- [REQUIRED ACTIONS]:
(1) Reproduce the Flask templates passage from "Let's define our" to "(PURCHASED)" word for word.
(2) Return each line of the rows that contains the string "left", matching case exactly.
>> START EXTRACTED TEXT
Here, {% extends "layout.html" %} tells our templating engine to use layout.html as a base template, and {% block body %} ... {% endblock %} defines the code to place inside layout.html's body block.

Our render_function macro will be used to show our different form fields – some of these will be text input fields, while others will be file upload fields. Our form also has a hidden field specified by {{ form.csrf_token }}. This is a security feature WTForms provides to prevent cross-site request forgery vulnerabilities.

Let's define our home page now, with a list of content items. Add the following code to templates/index.html:

{% extends "layout.html" %}
{% block body %}
    <h1>Marketplace</h1>
    <ul>
    {% for id, content in content.items() %}
        <li>
            <a href="/content/{{ id }}">{{ content.name }}</a>
            {% if content.paywalled %}
                {% if id in my_library %}
                    (PURCHASED)
                {% else %}
                    ({{ "${:,.2f}".format(content.price) }})
>> END EXTRACTED TEXT
>> START GIVEN RECORDS
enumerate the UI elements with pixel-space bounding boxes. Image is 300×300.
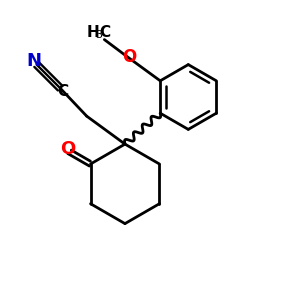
Text: C: C — [99, 25, 110, 40]
Text: C: C — [58, 84, 69, 99]
Text: H: H — [87, 25, 100, 40]
Text: 3: 3 — [95, 30, 102, 40]
Text: O: O — [60, 140, 75, 158]
Text: O: O — [122, 48, 136, 66]
Text: N: N — [26, 52, 41, 70]
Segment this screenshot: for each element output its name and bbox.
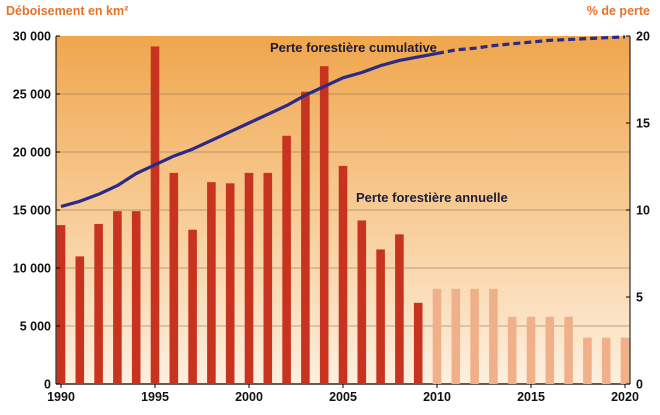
bar-annual [413, 302, 423, 384]
bar-projected [470, 288, 479, 384]
x-tick-label: 2010 [423, 390, 451, 404]
annotation-cumulative: Perte forestière cumulative [270, 40, 437, 55]
bar-annual [225, 183, 235, 384]
y-tick-label-left: 0 [44, 378, 51, 392]
y-tick-label-right: 20 [636, 30, 650, 44]
x-tick-label: 2005 [329, 390, 357, 404]
y-tick-label-left: 25 000 [13, 88, 51, 102]
bar-projected [451, 288, 461, 384]
y-tick-label-left: 10 000 [13, 262, 51, 276]
bar-annual [169, 172, 179, 384]
bar-annual [357, 220, 367, 384]
bar-annual [319, 66, 329, 384]
bar-projected [564, 316, 573, 384]
y-tick-label-right: 0 [636, 378, 643, 392]
y-axis-label-right: % de perte [586, 4, 650, 18]
y-tick-label-left: 20 000 [13, 146, 51, 160]
bar-annual [338, 165, 348, 384]
y-axis-label-left: Déboisement en km² [6, 4, 129, 18]
y-tick-label-left: 15 000 [13, 204, 51, 218]
y-tick-label-left: 30 000 [13, 30, 51, 44]
bar-projected [620, 337, 630, 384]
bar-annual [282, 135, 291, 384]
bar-projected [545, 316, 555, 384]
bar-annual [301, 91, 310, 385]
bar-projected [432, 288, 442, 384]
bar-annual [75, 256, 85, 384]
bar-annual [188, 229, 197, 384]
y-tick-label-right: 5 [636, 291, 643, 305]
line-cumulative [60, 51, 438, 209]
bar-annual [376, 249, 385, 384]
bar-projected [489, 288, 498, 384]
x-tick-label: 2020 [611, 390, 639, 404]
x-tick-label: 1990 [47, 390, 75, 404]
bar-projected [583, 337, 592, 384]
bar-annual [150, 46, 160, 384]
y-tick-label-left: 5 000 [20, 320, 51, 334]
x-tick-label: 2000 [235, 390, 263, 404]
x-tick-label: 2015 [517, 390, 545, 404]
bar-annual [207, 182, 216, 384]
bar-projected [507, 316, 517, 384]
bar-annual [263, 172, 273, 384]
bar-annual [395, 234, 404, 384]
bar-annual [131, 211, 141, 384]
bar-projected [526, 316, 536, 384]
y-tick-label-right: 15 [636, 117, 650, 131]
line-cumulative-projection [436, 35, 626, 55]
y-tick-label-right: 10 [636, 204, 650, 218]
bar-annual [244, 172, 254, 384]
bar-annual [56, 225, 66, 384]
annotation-annual: Perte forestière annuelle [356, 190, 508, 205]
bar-projected [601, 337, 611, 384]
x-tick-label: 1995 [141, 390, 169, 404]
bar-annual [94, 223, 103, 384]
bar-annual [113, 211, 122, 384]
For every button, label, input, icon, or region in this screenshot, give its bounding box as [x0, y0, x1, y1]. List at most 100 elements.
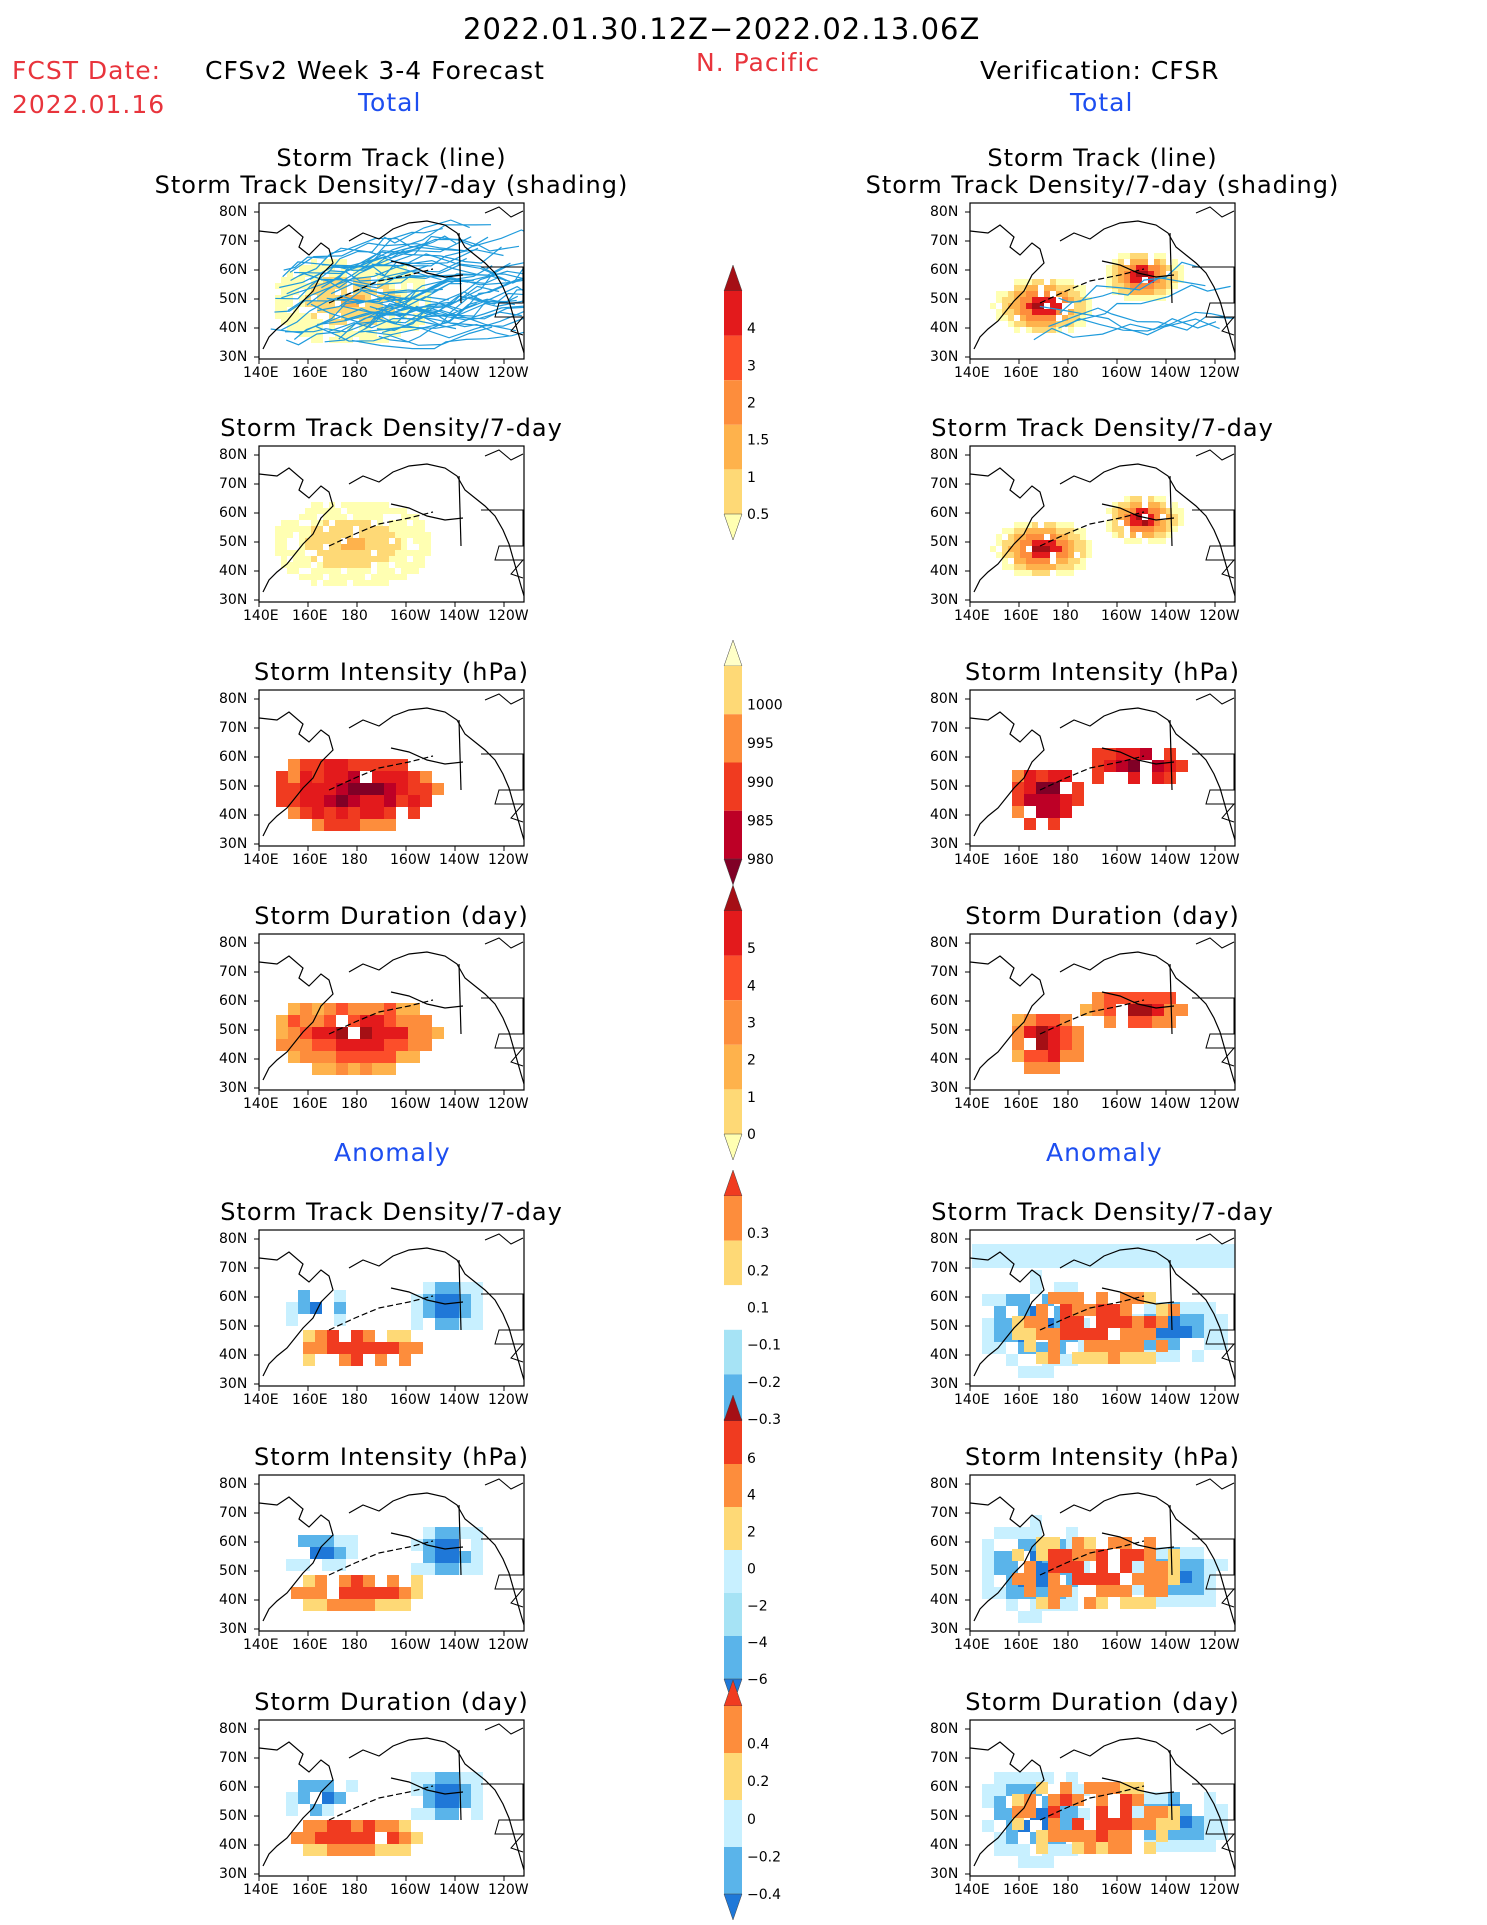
- lat-tick-label: 80N: [219, 935, 248, 951]
- lat-tick-label: 30N: [219, 1621, 248, 1637]
- lon-tick-label: 160W: [1101, 1882, 1142, 1898]
- lon-tick-label: 160E: [1003, 1637, 1039, 1653]
- lat-tick-label: 30N: [219, 592, 248, 608]
- lat-tick-label: 30N: [930, 349, 959, 365]
- colorbar-segment: [724, 1196, 742, 1241]
- lon-tick-label: 160W: [1101, 1096, 1142, 1112]
- colorbar-label: 0.1: [747, 1301, 769, 1317]
- lon-tick-label: 140W: [439, 608, 480, 624]
- panel-title: Storm Duration (day): [254, 1688, 529, 1716]
- lon-tick-label: 120W: [1199, 1637, 1240, 1653]
- lon-tick-label: 180: [1052, 1882, 1079, 1898]
- lon-tick-label: 160E: [1003, 365, 1039, 381]
- lon-tick-label: 180: [341, 1096, 368, 1112]
- colorbar-top-triangle: [723, 639, 743, 667]
- lat-tick-label: 30N: [219, 836, 248, 852]
- panel-title: Storm Track Density/7-day (shading): [865, 171, 1340, 199]
- lat-tick-label: 60N: [930, 1779, 959, 1795]
- panel-title: Storm Duration (day): [965, 902, 1240, 930]
- lon-tick-label: 180: [1052, 1637, 1079, 1653]
- colorbar-label: 1.5: [747, 433, 769, 449]
- lat-tick-label: 40N: [930, 320, 959, 336]
- lat-tick-label: 70N: [219, 233, 248, 249]
- lon-tick-label: 160W: [1101, 852, 1142, 868]
- colorbar-label: 985: [747, 813, 774, 829]
- colorbar-segment: [724, 1089, 742, 1134]
- colorbar-segment: [724, 911, 742, 956]
- lon-tick-label: 160W: [390, 1096, 431, 1112]
- colorbar-label: 0: [747, 1812, 756, 1828]
- panel-title: Storm Track (line): [276, 144, 507, 172]
- lat-tick-label: 60N: [219, 1779, 248, 1795]
- colorbar-label: 3: [747, 1016, 756, 1032]
- colorbar-segment: [724, 1285, 742, 1330]
- lat-tick-label: 30N: [930, 1866, 959, 1882]
- lat-tick-label: 40N: [219, 1837, 248, 1853]
- colorbar-label: 1000: [747, 698, 783, 714]
- lat-tick-label: 40N: [219, 1051, 248, 1067]
- lat-tick-label: 30N: [219, 1080, 248, 1096]
- colorbar-label: 1: [747, 1090, 756, 1106]
- lat-tick-label: 70N: [930, 720, 959, 736]
- lon-tick-label: 140W: [1150, 608, 1191, 624]
- lon-tick-label: 120W: [488, 852, 529, 868]
- lon-tick-label: 160E: [292, 852, 328, 868]
- colorbar-segment: [724, 1706, 742, 1753]
- lat-tick-label: 30N: [219, 1866, 248, 1882]
- lon-tick-label: 140E: [954, 608, 990, 624]
- colorbar-segment: [724, 1421, 742, 1464]
- lon-tick-label: 140W: [439, 1637, 480, 1653]
- lat-tick-label: 60N: [930, 1534, 959, 1550]
- lat-tick-label: 30N: [930, 592, 959, 608]
- lon-tick-label: 160E: [292, 1637, 328, 1653]
- lon-tick-label: 120W: [1199, 608, 1240, 624]
- lat-tick-label: 40N: [930, 1837, 959, 1853]
- panel-title: Storm Intensity (hPa): [965, 1443, 1240, 1471]
- lat-tick-label: 70N: [219, 720, 248, 736]
- panel-title: Storm Intensity (hPa): [254, 1443, 529, 1471]
- lat-tick-label: 50N: [219, 778, 248, 794]
- panel-title: Storm Duration (day): [965, 1688, 1240, 1716]
- lon-tick-label: 140E: [243, 1392, 279, 1408]
- panel-title: Storm Track Density/7-day: [931, 414, 1274, 442]
- lat-tick-label: 80N: [219, 1231, 248, 1247]
- colorbar-segment: [724, 1000, 742, 1045]
- colorbar-segment: [724, 380, 742, 425]
- lon-tick-label: 160E: [1003, 852, 1039, 868]
- lat-tick-label: 60N: [930, 993, 959, 1009]
- colorbar-bottom-triangle: [723, 1893, 743, 1921]
- lon-tick-label: 120W: [1199, 1096, 1240, 1112]
- colorbar-label: 0: [747, 1561, 756, 1577]
- colorbar-segment: [724, 335, 742, 381]
- region-label: N. Pacific: [696, 48, 821, 77]
- colorbar-label: −0.2: [747, 1849, 781, 1865]
- lat-tick-label: 70N: [930, 233, 959, 249]
- panel-title: Storm Track Density/7-day: [220, 1198, 563, 1226]
- lat-tick-label: 40N: [930, 563, 959, 579]
- colorbar-bottom-triangle: [723, 513, 743, 541]
- lat-tick-label: 80N: [219, 1721, 248, 1737]
- colorbar-segment: [724, 1044, 742, 1090]
- lat-tick-label: 70N: [930, 476, 959, 492]
- colorbar-label: −0.3: [747, 1412, 781, 1428]
- lat-tick-label: 30N: [219, 349, 248, 365]
- panel-title: Storm Track Density/7-day (shading): [154, 171, 629, 199]
- lat-tick-label: 30N: [930, 1080, 959, 1096]
- lat-tick-label: 80N: [930, 691, 959, 707]
- lat-tick-label: 40N: [219, 1592, 248, 1608]
- colorbar-segment: [724, 469, 742, 514]
- colorbar-label: 0.2: [747, 1263, 769, 1279]
- lon-tick-label: 180: [341, 1392, 368, 1408]
- colorbar-label: −0.4: [747, 1887, 781, 1903]
- lon-tick-label: 140E: [243, 608, 279, 624]
- colorbar-segment: [724, 955, 742, 1001]
- lat-tick-label: 40N: [930, 1051, 959, 1067]
- colorbar-label: −6: [747, 1672, 768, 1688]
- lon-tick-label: 140W: [1150, 1392, 1191, 1408]
- colorbar-label: 2: [747, 1525, 756, 1541]
- colorbar-label: −2: [747, 1598, 768, 1614]
- lat-tick-label: 30N: [930, 1621, 959, 1637]
- lon-tick-label: 160E: [1003, 1882, 1039, 1898]
- colorbar-segment: [724, 1507, 742, 1550]
- cb-density-colorbar: 4 3 2 1.5 1 0.5: [723, 264, 769, 541]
>> END GIVEN RECORDS
- [THE ANSWERS]:
(1)
Let's define our home page now, with a list of content items. Add the following code to templates/index.html:

{% extends "layout.html" %}
{% block body %}
    <h1>Marketplace</h1>
    <ul>
    {% for id, content in content.items() %}
        <li>
            <a href="/content/{{ id }}">{{ content.name }}</a>
            {% if content.paywalled %}
                {% if id in my_library %}
                    (PURCHASED)

(2)
y-tick-label-left: 0 [44, 378, 51, 392]
y-tick-label-left: 25 000 [13, 88, 51, 102]
y-tick-label-left: 10 000 [13, 262, 51, 276]
y-tick-label-left: 20 000 [13, 146, 51, 160]
y-axis-label-left: Déboisement en km² [6, 4, 129, 18]
y-tick-label-left: 15 000 [13, 204, 51, 218]
y-tick-label-left: 30 000 [13, 30, 51, 44]
y-tick-label-left: 5 000 [20, 320, 51, 334]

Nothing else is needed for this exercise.